INPUT ROWS start
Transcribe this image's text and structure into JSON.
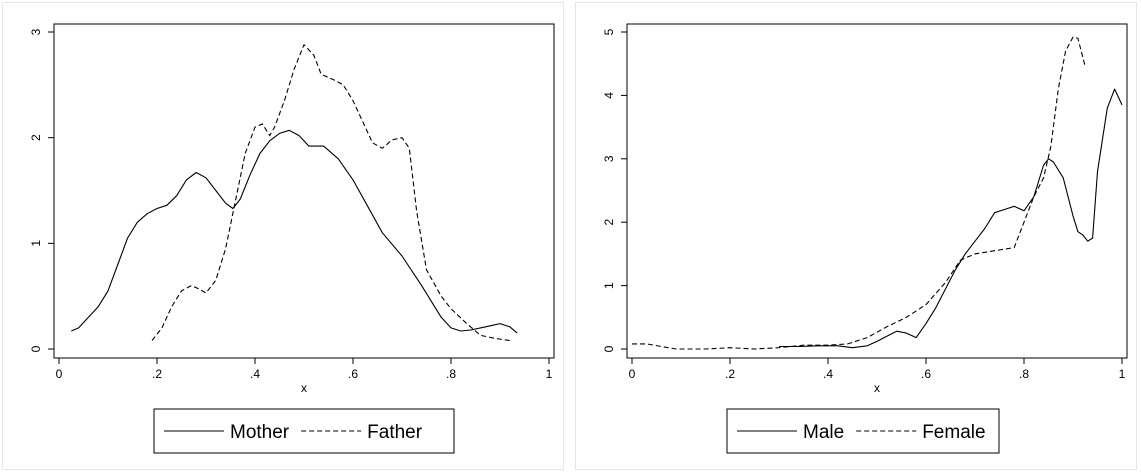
{
  "chart_data": [
    {
      "type": "line",
      "xlabel": "x",
      "ylabel": "",
      "xlim": [
        0,
        1
      ],
      "ylim": [
        0,
        3
      ],
      "xticks": [
        0,
        0.2,
        0.4,
        0.6,
        0.8,
        1
      ],
      "xtick_labels": [
        "0",
        ".2",
        ".4",
        ".6",
        ".8",
        "1"
      ],
      "yticks": [
        0,
        1,
        2,
        3
      ],
      "ytick_labels": [
        "0",
        "1",
        "2",
        "3"
      ],
      "legend_position": "bottom",
      "series": [
        {
          "name": "Mother",
          "style": "solid",
          "color": "#000000",
          "points": [
            [
              0.025,
              0.17
            ],
            [
              0.04,
              0.2
            ],
            [
              0.06,
              0.3
            ],
            [
              0.08,
              0.4
            ],
            [
              0.1,
              0.55
            ],
            [
              0.12,
              0.8
            ],
            [
              0.14,
              1.05
            ],
            [
              0.16,
              1.2
            ],
            [
              0.18,
              1.28
            ],
            [
              0.2,
              1.33
            ],
            [
              0.22,
              1.36
            ],
            [
              0.24,
              1.45
            ],
            [
              0.26,
              1.6
            ],
            [
              0.28,
              1.67
            ],
            [
              0.3,
              1.62
            ],
            [
              0.32,
              1.5
            ],
            [
              0.34,
              1.38
            ],
            [
              0.355,
              1.33
            ],
            [
              0.37,
              1.42
            ],
            [
              0.39,
              1.65
            ],
            [
              0.41,
              1.85
            ],
            [
              0.43,
              1.97
            ],
            [
              0.45,
              2.04
            ],
            [
              0.47,
              2.07
            ],
            [
              0.49,
              2.02
            ],
            [
              0.51,
              1.92
            ],
            [
              0.54,
              1.92
            ],
            [
              0.57,
              1.8
            ],
            [
              0.6,
              1.6
            ],
            [
              0.63,
              1.35
            ],
            [
              0.66,
              1.1
            ],
            [
              0.7,
              0.88
            ],
            [
              0.74,
              0.6
            ],
            [
              0.78,
              0.3
            ],
            [
              0.8,
              0.2
            ],
            [
              0.82,
              0.17
            ],
            [
              0.84,
              0.18
            ],
            [
              0.86,
              0.2
            ],
            [
              0.88,
              0.22
            ],
            [
              0.9,
              0.24
            ],
            [
              0.92,
              0.21
            ],
            [
              0.935,
              0.15
            ]
          ]
        },
        {
          "name": "Father",
          "style": "dashed",
          "color": "#000000",
          "points": [
            [
              0.19,
              0.08
            ],
            [
              0.21,
              0.2
            ],
            [
              0.23,
              0.4
            ],
            [
              0.25,
              0.55
            ],
            [
              0.27,
              0.6
            ],
            [
              0.285,
              0.57
            ],
            [
              0.3,
              0.53
            ],
            [
              0.32,
              0.65
            ],
            [
              0.34,
              0.95
            ],
            [
              0.36,
              1.4
            ],
            [
              0.38,
              1.85
            ],
            [
              0.4,
              2.1
            ],
            [
              0.415,
              2.13
            ],
            [
              0.43,
              2.02
            ],
            [
              0.44,
              2.1
            ],
            [
              0.46,
              2.35
            ],
            [
              0.48,
              2.65
            ],
            [
              0.5,
              2.88
            ],
            [
              0.52,
              2.78
            ],
            [
              0.535,
              2.6
            ],
            [
              0.56,
              2.55
            ],
            [
              0.58,
              2.5
            ],
            [
              0.6,
              2.35
            ],
            [
              0.62,
              2.15
            ],
            [
              0.64,
              1.95
            ],
            [
              0.66,
              1.9
            ],
            [
              0.68,
              1.98
            ],
            [
              0.7,
              2.0
            ],
            [
              0.715,
              1.9
            ],
            [
              0.73,
              1.3
            ],
            [
              0.75,
              0.75
            ],
            [
              0.78,
              0.5
            ],
            [
              0.8,
              0.38
            ],
            [
              0.83,
              0.25
            ],
            [
              0.86,
              0.13
            ],
            [
              0.89,
              0.1
            ],
            [
              0.92,
              0.08
            ]
          ]
        }
      ]
    },
    {
      "type": "line",
      "xlabel": "x",
      "ylabel": "",
      "xlim": [
        0,
        1
      ],
      "ylim": [
        0,
        5
      ],
      "xticks": [
        0,
        0.2,
        0.4,
        0.6,
        0.8,
        1
      ],
      "xtick_labels": [
        "0",
        ".2",
        ".4",
        ".6",
        ".8",
        "1"
      ],
      "yticks": [
        0,
        1,
        2,
        3,
        4,
        5
      ],
      "ytick_labels": [
        "0",
        "1",
        "2",
        "3",
        "4",
        "5"
      ],
      "legend_position": "bottom",
      "series": [
        {
          "name": "Male",
          "style": "solid",
          "color": "#000000",
          "points": [
            [
              0.3,
              0.04
            ],
            [
              0.34,
              0.04
            ],
            [
              0.38,
              0.05
            ],
            [
              0.42,
              0.05
            ],
            [
              0.45,
              0.02
            ],
            [
              0.48,
              0.05
            ],
            [
              0.5,
              0.12
            ],
            [
              0.52,
              0.2
            ],
            [
              0.54,
              0.28
            ],
            [
              0.56,
              0.25
            ],
            [
              0.58,
              0.18
            ],
            [
              0.6,
              0.4
            ],
            [
              0.62,
              0.65
            ],
            [
              0.64,
              0.95
            ],
            [
              0.66,
              1.25
            ],
            [
              0.68,
              1.5
            ],
            [
              0.7,
              1.7
            ],
            [
              0.72,
              1.9
            ],
            [
              0.74,
              2.15
            ],
            [
              0.76,
              2.2
            ],
            [
              0.78,
              2.25
            ],
            [
              0.8,
              2.18
            ],
            [
              0.82,
              2.4
            ],
            [
              0.84,
              2.9
            ],
            [
              0.85,
              3.0
            ],
            [
              0.86,
              2.95
            ],
            [
              0.88,
              2.7
            ],
            [
              0.9,
              2.1
            ],
            [
              0.91,
              1.85
            ],
            [
              0.92,
              1.8
            ],
            [
              0.93,
              1.7
            ],
            [
              0.94,
              1.75
            ],
            [
              0.95,
              2.8
            ],
            [
              0.97,
              3.8
            ],
            [
              0.985,
              4.1
            ],
            [
              1.0,
              3.85
            ]
          ]
        },
        {
          "name": "Female",
          "style": "dashed",
          "color": "#000000",
          "points": [
            [
              0.0,
              0.08
            ],
            [
              0.03,
              0.08
            ],
            [
              0.06,
              0.04
            ],
            [
              0.09,
              0.0
            ],
            [
              0.15,
              0.0
            ],
            [
              0.2,
              0.02
            ],
            [
              0.25,
              0.0
            ],
            [
              0.3,
              0.02
            ],
            [
              0.35,
              0.06
            ],
            [
              0.4,
              0.06
            ],
            [
              0.44,
              0.08
            ],
            [
              0.48,
              0.18
            ],
            [
              0.52,
              0.35
            ],
            [
              0.56,
              0.5
            ],
            [
              0.6,
              0.7
            ],
            [
              0.64,
              1.05
            ],
            [
              0.67,
              1.4
            ],
            [
              0.7,
              1.5
            ],
            [
              0.74,
              1.55
            ],
            [
              0.78,
              1.6
            ],
            [
              0.8,
              2.0
            ],
            [
              0.82,
              2.4
            ],
            [
              0.84,
              2.7
            ],
            [
              0.855,
              3.2
            ],
            [
              0.87,
              4.1
            ],
            [
              0.885,
              4.7
            ],
            [
              0.9,
              4.92
            ],
            [
              0.91,
              4.9
            ],
            [
              0.925,
              4.45
            ]
          ]
        }
      ]
    }
  ]
}
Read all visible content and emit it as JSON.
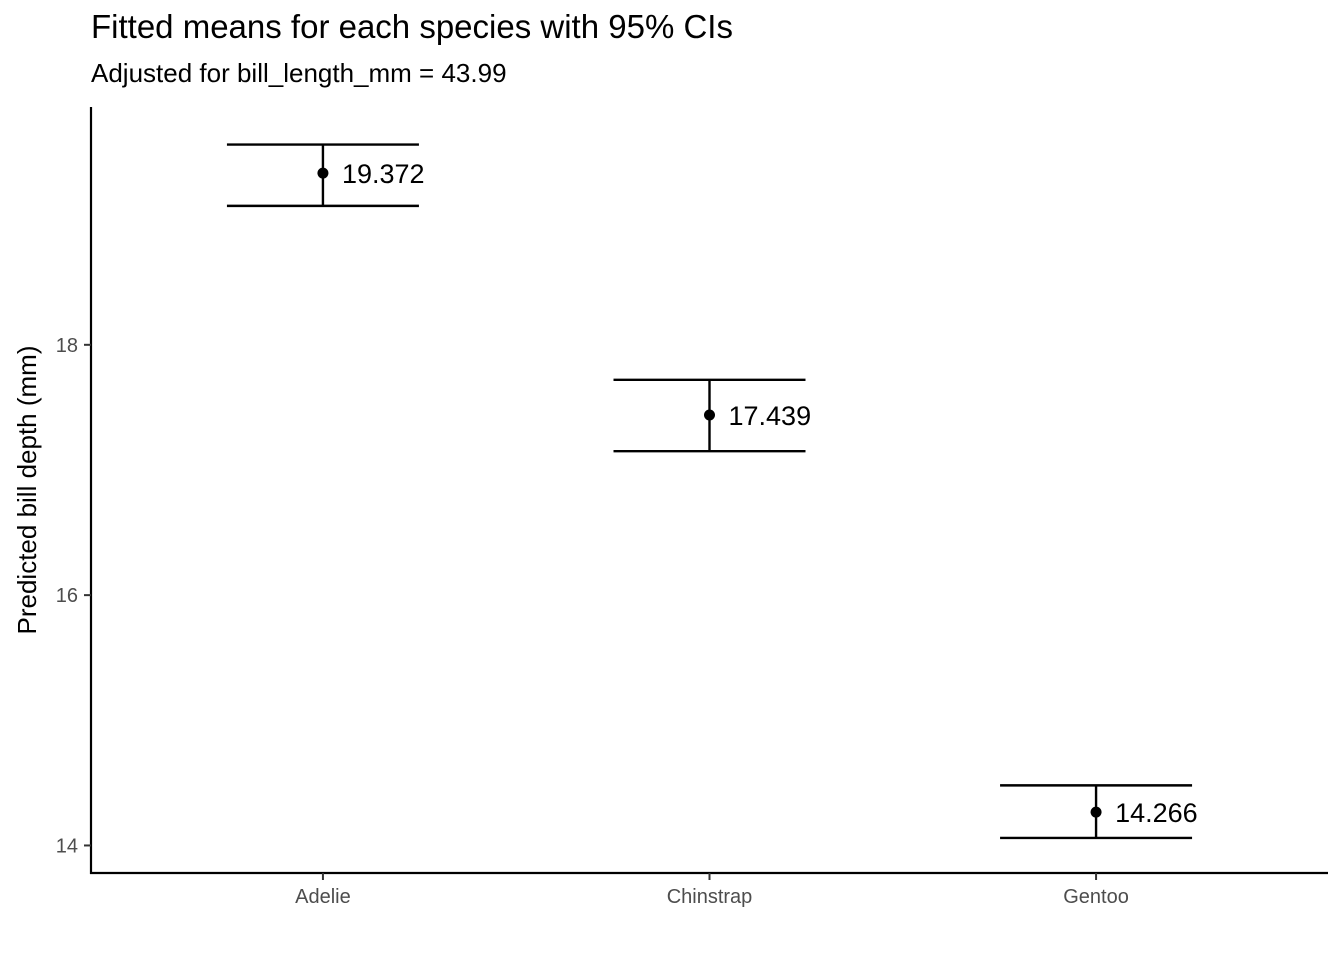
INPUT ROWS end
Omit every picture while copying the listing above exactly.

** SOLUTION FOR THIS EXERCISE **
Transcribe this image's text and structure into JSON.
{
  "chart_data": [
    {
      "type": "line",
      "xlabel": "x",
      "ylabel": "",
      "xlim": [
        0,
        1
      ],
      "ylim": [
        0,
        3
      ],
      "xticks": [
        0,
        0.2,
        0.4,
        0.6,
        0.8,
        1
      ],
      "xtick_labels": [
        "0",
        ".2",
        ".4",
        ".6",
        ".8",
        "1"
      ],
      "yticks": [
        0,
        1,
        2,
        3
      ],
      "ytick_labels": [
        "0",
        "1",
        "2",
        "3"
      ],
      "legend_position": "bottom",
      "series": [
        {
          "name": "Mother",
          "style": "solid",
          "color": "#000000",
          "points": [
            [
              0.025,
              0.17
            ],
            [
              0.04,
              0.2
            ],
            [
              0.06,
              0.3
            ],
            [
              0.08,
              0.4
            ],
            [
              0.1,
              0.55
            ],
            [
              0.12,
              0.8
            ],
            [
              0.14,
              1.05
            ],
            [
              0.16,
              1.2
            ],
            [
              0.18,
              1.28
            ],
            [
              0.2,
              1.33
            ],
            [
              0.22,
              1.36
            ],
            [
              0.24,
              1.45
            ],
            [
              0.26,
              1.6
            ],
            [
              0.28,
              1.67
            ],
            [
              0.3,
              1.62
            ],
            [
              0.32,
              1.5
            ],
            [
              0.34,
              1.38
            ],
            [
              0.355,
              1.33
            ],
            [
              0.37,
              1.42
            ],
            [
              0.39,
              1.65
            ],
            [
              0.41,
              1.85
            ],
            [
              0.43,
              1.97
            ],
            [
              0.45,
              2.04
            ],
            [
              0.47,
              2.07
            ],
            [
              0.49,
              2.02
            ],
            [
              0.51,
              1.92
            ],
            [
              0.54,
              1.92
            ],
            [
              0.57,
              1.8
            ],
            [
              0.6,
              1.6
            ],
            [
              0.63,
              1.35
            ],
            [
              0.66,
              1.1
            ],
            [
              0.7,
              0.88
            ],
            [
              0.74,
              0.6
            ],
            [
              0.78,
              0.3
            ],
            [
              0.8,
              0.2
            ],
            [
              0.82,
              0.17
            ],
            [
              0.84,
              0.18
            ],
            [
              0.86,
              0.2
            ],
            [
              0.88,
              0.22
            ],
            [
              0.9,
              0.24
            ],
            [
              0.92,
              0.21
            ],
            [
              0.935,
              0.15
            ]
          ]
        },
        {
          "name": "Father",
          "style": "dashed",
          "color": "#000000",
          "points": [
            [
              0.19,
              0.08
            ],
            [
              0.21,
              0.2
            ],
            [
              0.23,
              0.4
            ],
            [
              0.25,
              0.55
            ],
            [
              0.27,
              0.6
            ],
            [
              0.285,
              0.57
            ],
            [
              0.3,
              0.53
            ],
            [
              0.32,
              0.65
            ],
            [
              0.34,
              0.95
            ],
            [
              0.36,
              1.4
            ],
            [
              0.38,
              1.85
            ],
            [
              0.4,
              2.1
            ],
            [
              0.415,
              2.13
            ],
            [
              0.43,
              2.02
            ],
            [
              0.44,
              2.1
            ],
            [
              0.46,
              2.35
            ],
            [
              0.48,
              2.65
            ],
            [
              0.5,
              2.88
            ],
            [
              0.52,
              2.78
            ],
            [
              0.535,
              2.6
            ],
            [
              0.56,
              2.55
            ],
            [
              0.58,
              2.5
            ],
            [
              0.6,
              2.35
            ],
            [
              0.62,
              2.15
            ],
            [
              0.64,
              1.95
            ],
            [
              0.66,
              1.9
            ],
            [
              0.68,
              1.98
            ],
            [
              0.7,
              2.0
            ],
            [
              0.715,
              1.9
            ],
            [
              0.73,
              1.3
            ],
            [
              0.75,
              0.75
            ],
            [
              0.78,
              0.5
            ],
            [
              0.8,
              0.38
            ],
            [
              0.83,
              0.25
            ],
            [
              0.86,
              0.13
            ],
            [
              0.89,
              0.1
            ],
            [
              0.92,
              0.08
            ]
          ]
        }
      ]
    },
    {
      "type": "line",
      "xlabel": "x",
      "ylabel": "",
      "xlim": [
        0,
        1
      ],
      "ylim": [
        0,
        5
      ],
      "xticks": [
        0,
        0.2,
        0.4,
        0.6,
        0.8,
        1
      ],
      "xtick_labels": [
        "0",
        ".2",
        ".4",
        ".6",
        ".8",
        "1"
      ],
      "yticks": [
        0,
        1,
        2,
        3,
        4,
        5
      ],
      "ytick_labels": [
        "0",
        "1",
        "2",
        "3",
        "4",
        "5"
      ],
      "legend_position": "bottom",
      "series": [
        {
          "name": "Male",
          "style": "solid",
          "color": "#000000",
          "points": [
            [
              0.3,
              0.04
            ],
            [
              0.34,
              0.04
            ],
            [
              0.38,
              0.05
            ],
            [
              0.42,
              0.05
            ],
            [
              0.45,
              0.02
            ],
            [
              0.48,
              0.05
            ],
            [
              0.5,
              0.12
            ],
            [
              0.52,
              0.2
            ],
            [
              0.54,
              0.28
            ],
            [
              0.56,
              0.25
            ],
            [
              0.58,
              0.18
            ],
            [
              0.6,
              0.4
            ],
            [
              0.62,
              0.65
            ],
            [
              0.64,
              0.95
            ],
            [
              0.66,
              1.25
            ],
            [
              0.68,
              1.5
            ],
            [
              0.7,
              1.7
            ],
            [
              0.72,
              1.9
            ],
            [
              0.74,
              2.15
            ],
            [
              0.76,
              2.2
            ],
            [
              0.78,
              2.25
            ],
            [
              0.8,
              2.18
            ],
            [
              0.82,
              2.4
            ],
            [
              0.84,
              2.9
            ],
            [
              0.85,
              3.0
            ],
            [
              0.86,
              2.95
            ],
            [
              0.88,
              2.7
            ],
            [
              0.9,
              2.1
            ],
            [
              0.91,
              1.85
            ],
            [
              0.92,
              1.8
            ],
            [
              0.93,
              1.7
            ],
            [
              0.94,
              1.75
            ],
            [
              0.95,
              2.8
            ],
            [
              0.97,
              3.8
            ],
            [
              0.985,
              4.1
            ],
            [
              1.0,
              3.85
            ]
          ]
        },
        {
          "name": "Female",
          "style": "dashed",
          "color": "#000000",
          "points": [
            [
              0.0,
              0.08
            ],
            [
              0.03,
              0.08
            ],
            [
              0.06,
              0.04
            ],
            [
              0.09,
              0.0
            ],
            [
              0.15,
              0.0
            ],
            [
              0.2,
              0.02
            ],
            [
              0.25,
              0.0
            ],
            [
              0.3,
              0.02
            ],
            [
              0.35,
              0.06
            ],
            [
              0.4,
              0.06
            ],
            [
              0.44,
              0.08
            ],
            [
              0.48,
              0.18
            ],
            [
              0.52,
              0.35
            ],
            [
              0.56,
              0.5
            ],
            [
              0.6,
              0.7
            ],
            [
              0.64,
              1.05
            ],
            [
              0.67,
              1.4
            ],
            [
              0.7,
              1.5
            ],
            [
              0.74,
              1.55
            ],
            [
              0.78,
              1.6
            ],
            [
              0.8,
              2.0
            ],
            [
              0.82,
              2.4
            ],
            [
              0.84,
              2.7
            ],
            [
              0.855,
              3.2
            ],
            [
              0.87,
              4.1
            ],
            [
              0.885,
              4.7
            ],
            [
              0.9,
              4.92
            ],
            [
              0.91,
              4.9
            ],
            [
              0.925,
              4.45
            ]
          ]
        }
      ]
    }
  ]
}
Read all visible content and emit it as JSON.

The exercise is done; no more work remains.